**What to do**: Read the lines that follow and pick out every one containing the word "ขอบค".

**The records**:
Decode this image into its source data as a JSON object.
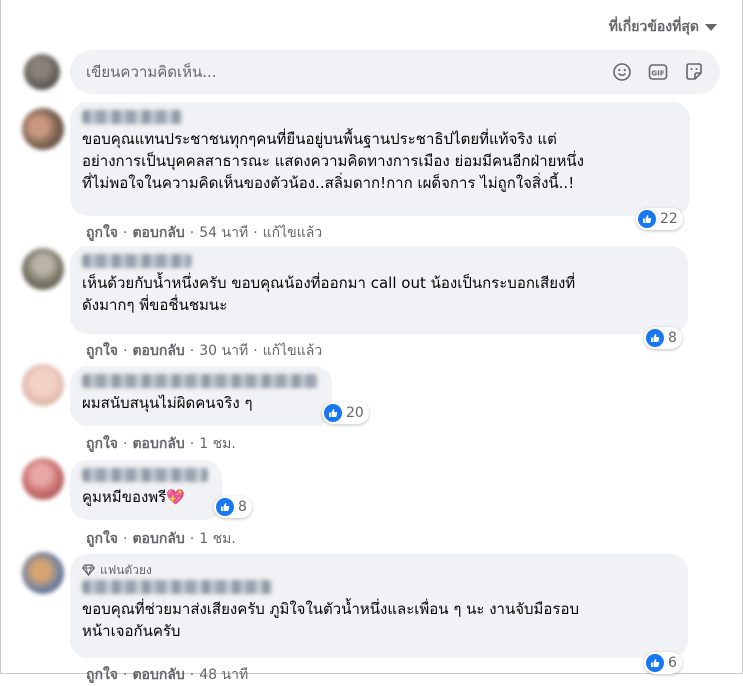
{
  "sort": {
    "label": "ที่เกี่ยวข้องที่สุด"
  },
  "composer": {
    "placeholder": "เขียนความคิดเห็น..."
  },
  "actions": {
    "like": "ถูกใจ",
    "reply": "ตอบกลับ",
    "edited": "แก้ไขแล้ว",
    "separator": "·"
  },
  "comments": [
    {
      "text": "ขอบคุณแทนประชาชนทุกๆคนที่ยืนอยู่บนพื้นฐานประชาธิปไตยที่แท้จริง แต่\nอย่างการเป็นบุคคลสาธารณะ แสดงความคิดทางการเมือง ย่อมมีคนอีกฝ่ายหนึ่ง\nที่ไม่พอใจในความคิดเห็นของตัวน้อง..สลิ่มดาก!กาก เผด็จการ ไม่ถูกใจสิ่งนี้..!",
      "time": "54 นาที",
      "likes": "22"
    },
    {
      "text": "เห็นด้วยกับน้ำหนึ่งครับ ขอบคุณน้องที่ออกมา call out น้องเป็นกระบอกเสียงที่\nดังมากๆ พี่ขอชื่นชมนะ",
      "time": "30 นาที",
      "likes": "8"
    },
    {
      "text": "ผมสนับสนุนไม่ผิดคนจริง ๆ",
      "time": "1 ชม.",
      "likes": "20"
    },
    {
      "text": "คูมหมีของพรี💖",
      "time": "1 ชม.",
      "likes": "8"
    },
    {
      "badge": "แฟนตัวยง",
      "text": "ขอบคุณที่ช่วยมาส่งเสียงครับ ภูมิใจในตัวน้ำหนึ่งและเพื่อน ๆ นะ งานจับมือรอบ\nหน้าเจอกันครับ",
      "time": "48 นาที",
      "likes": "6"
    }
  ],
  "icons": {
    "emoji": "smile-icon",
    "gif": "gif-icon",
    "sticker": "sticker-icon",
    "like": "like-icon",
    "badge": "diamond-icon",
    "sort": "caret-down-icon"
  },
  "colors": {
    "accent": "#1877f2",
    "bubble": "#f0f2f5",
    "meta": "#65676b"
  }
}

**Worked solution**:
      "text": "ขอบคุณแทนประชาชนทุกๆคนที่ยืนอยู่บนพื้นฐานประชาธิปไตยที่แท้จริง แต่\nอย่างการเป็นบุคคลสาธารณะ แสดงความคิดทางการเมือง ย่อมมีคนอีกฝ่ายหนึ่ง\nที่ไม่พอใจในความคิดเห็นของตัวน้อง..สลิ่มดาก!กาก เผด็จการ ไม่ถูกใจสิ่งนี้..!",
      "text": "เห็นด้วยกับน้ำหนึ่งครับ ขอบคุณน้องที่ออกมา call out น้องเป็นกระบอกเสียงที่\nดังมากๆ พี่ขอชื่นชมนะ",
      "text": "ขอบคุณที่ช่วยมาส่งเสียงครับ ภูมิใจในตัวน้ำหนึ่งและเพื่อน ๆ นะ งานจับมือรอบ\nหน้าเจอกันครับ",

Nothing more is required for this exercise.